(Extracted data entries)
· · · · · · ·
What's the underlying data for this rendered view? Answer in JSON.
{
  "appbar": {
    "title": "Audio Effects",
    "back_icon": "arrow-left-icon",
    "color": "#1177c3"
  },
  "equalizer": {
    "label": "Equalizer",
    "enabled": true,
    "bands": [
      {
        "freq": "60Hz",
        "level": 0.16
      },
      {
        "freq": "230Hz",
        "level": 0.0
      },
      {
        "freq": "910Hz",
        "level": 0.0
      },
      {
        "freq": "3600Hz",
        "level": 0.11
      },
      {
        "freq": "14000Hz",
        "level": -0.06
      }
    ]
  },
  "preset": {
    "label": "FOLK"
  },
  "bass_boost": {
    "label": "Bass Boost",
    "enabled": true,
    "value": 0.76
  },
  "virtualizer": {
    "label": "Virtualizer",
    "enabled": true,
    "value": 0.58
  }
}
· · · · · · ·
Output the listing above word for word.

### Correct response
What's the underlying data for this rendered view? Answer in JSON.
{
  "appbar": {
    "title": "Audio Effects",
    "back_icon": "arrow-left-icon",
    "color": "#1177c3"
  },
  "equalizer": {
    "label": "Equalizer",
    "enabled": true,
    "bands": [
      {
        "freq": "60Hz",
        "level": 0.16
      },
      {
        "freq": "230Hz",
        "level": 0.0
      },
      {
        "freq": "910Hz",
        "level": 0.0
      },
      {
        "freq": "3600Hz",
        "level": 0.11
      },
      {
        "freq": "14000Hz",
        "level": -0.06
      }
    ]
  },
  "preset": {
    "label": "FOLK"
  },
  "bass_boost": {
    "label": "Bass Boost",
    "enabled": true,
    "value": 0.76
  },
  "virtualizer": {
    "label": "Virtualizer",
    "enabled": true,
    "value": 0.58
  }
}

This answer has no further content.